# start of THE DATA
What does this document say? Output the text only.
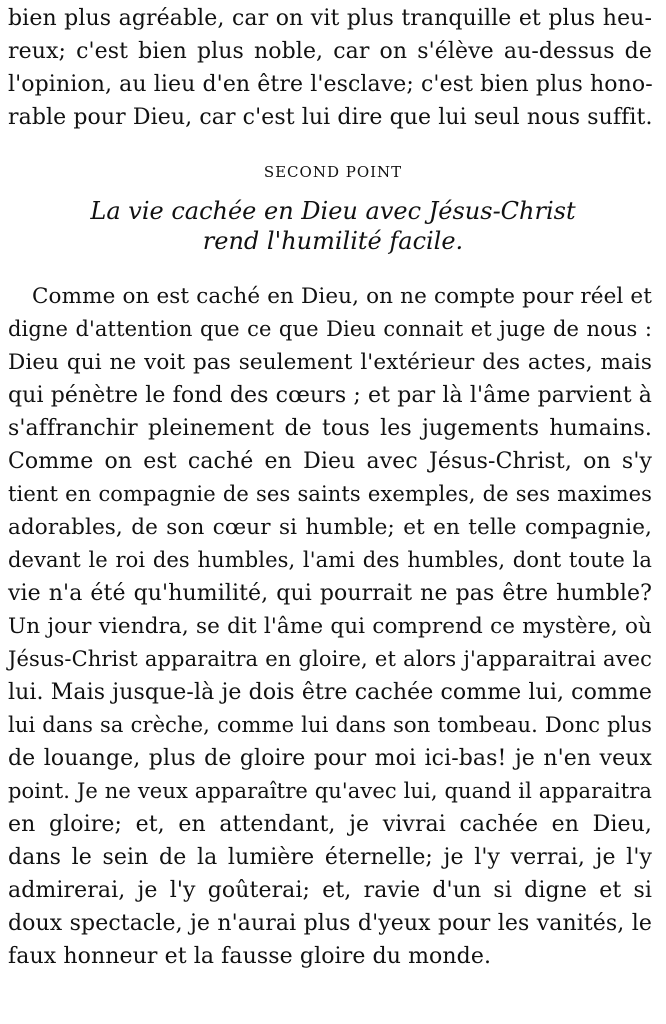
bien plus agréable, car on vit plus tranquille et plus heu-
reux; c'est bien plus noble, car on s'élève au-dessus de
l'opinion, au lieu d'en être l'esclave; c'est bien plus hono-
rable pour Dieu, car c'est lui dire que lui seul nous suffit.
SECOND POINT
La vie cachée en Dieu avec Jésus-Christ
rend l'humilité facile.
Comme on est caché en Dieu, on ne compte pour réel et
digne d'attention que ce que Dieu connait et juge de nous :
Dieu qui ne voit pas seulement l'extérieur des actes, mais
qui pénètre le fond des cœurs ; et par là l'âme parvient à
s'affranchir pleinement de tous les jugements humains.
Comme on est caché en Dieu avec Jésus-Christ, on s'y
tient en compagnie de ses saints exemples, de ses maximes
adorables, de son cœur si humble; et en telle compagnie,
devant le roi des humbles, l'ami des humbles, dont toute la
vie n'a été qu'humilité, qui pourrait ne pas être humble?
Un jour viendra, se dit l'âme qui comprend ce mystère, où
Jésus-Christ apparaitra en gloire, et alors j'apparaitrai avec
lui. Mais jusque-là je dois être cachée comme lui, comme
lui dans sa crèche, comme lui dans son tombeau. Donc plus
de louange, plus de gloire pour moi ici-bas! je n'en veux
point. Je ne veux apparaître qu'avec lui, quand il apparaitra
en gloire; et, en attendant, je vivrai cachée en Dieu,
dans le sein de la lumière éternelle; je l'y verrai, je l'y
admirerai, je l'y goûterai; et, ravie d'un si digne et si
doux spectacle, je n'aurai plus d'yeux pour les vanités, le
faux honneur et la fausse gloire du monde.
# end of THE DATA
TASK STATEMENT:
Give back the whole listing as it stands, minus its pictures.

OUTPUT OF THE EXERCISE:
What does this document say? Output the text only.
bien plus agréable, car on vit plus tranquille et plus heu-
reux; c'est bien plus noble, car on s'élève au-dessus de
l'opinion, au lieu d'en être l'esclave; c'est bien plus hono-
rable pour Dieu, car c'est lui dire que lui seul nous suffit.
SECOND POINT
La vie cachée en Dieu avec Jésus-Christ
rend l'humilité facile.
Comme on est caché en Dieu, on ne compte pour réel et
digne d'attention que ce que Dieu connait et juge de nous :
Dieu qui ne voit pas seulement l'extérieur des actes, mais
qui pénètre le fond des cœurs ; et par là l'âme parvient à
s'affranchir pleinement de tous les jugements humains.
Comme on est caché en Dieu avec Jésus-Christ, on s'y
tient en compagnie de ses saints exemples, de ses maximes
adorables, de son cœur si humble; et en telle compagnie,
devant le roi des humbles, l'ami des humbles, dont toute la
vie n'a été qu'humilité, qui pourrait ne pas être humble?
Un jour viendra, se dit l'âme qui comprend ce mystère, où
Jésus-Christ apparaitra en gloire, et alors j'apparaitrai avec
lui. Mais jusque-là je dois être cachée comme lui, comme
lui dans sa crèche, comme lui dans son tombeau. Donc plus
de louange, plus de gloire pour moi ici-bas! je n'en veux
point. Je ne veux apparaître qu'avec lui, quand il apparaitra
en gloire; et, en attendant, je vivrai cachée en Dieu,
dans le sein de la lumière éternelle; je l'y verrai, je l'y
admirerai, je l'y goûterai; et, ravie d'un si digne et si
doux spectacle, je n'aurai plus d'yeux pour les vanités, le
faux honneur et la fausse gloire du monde.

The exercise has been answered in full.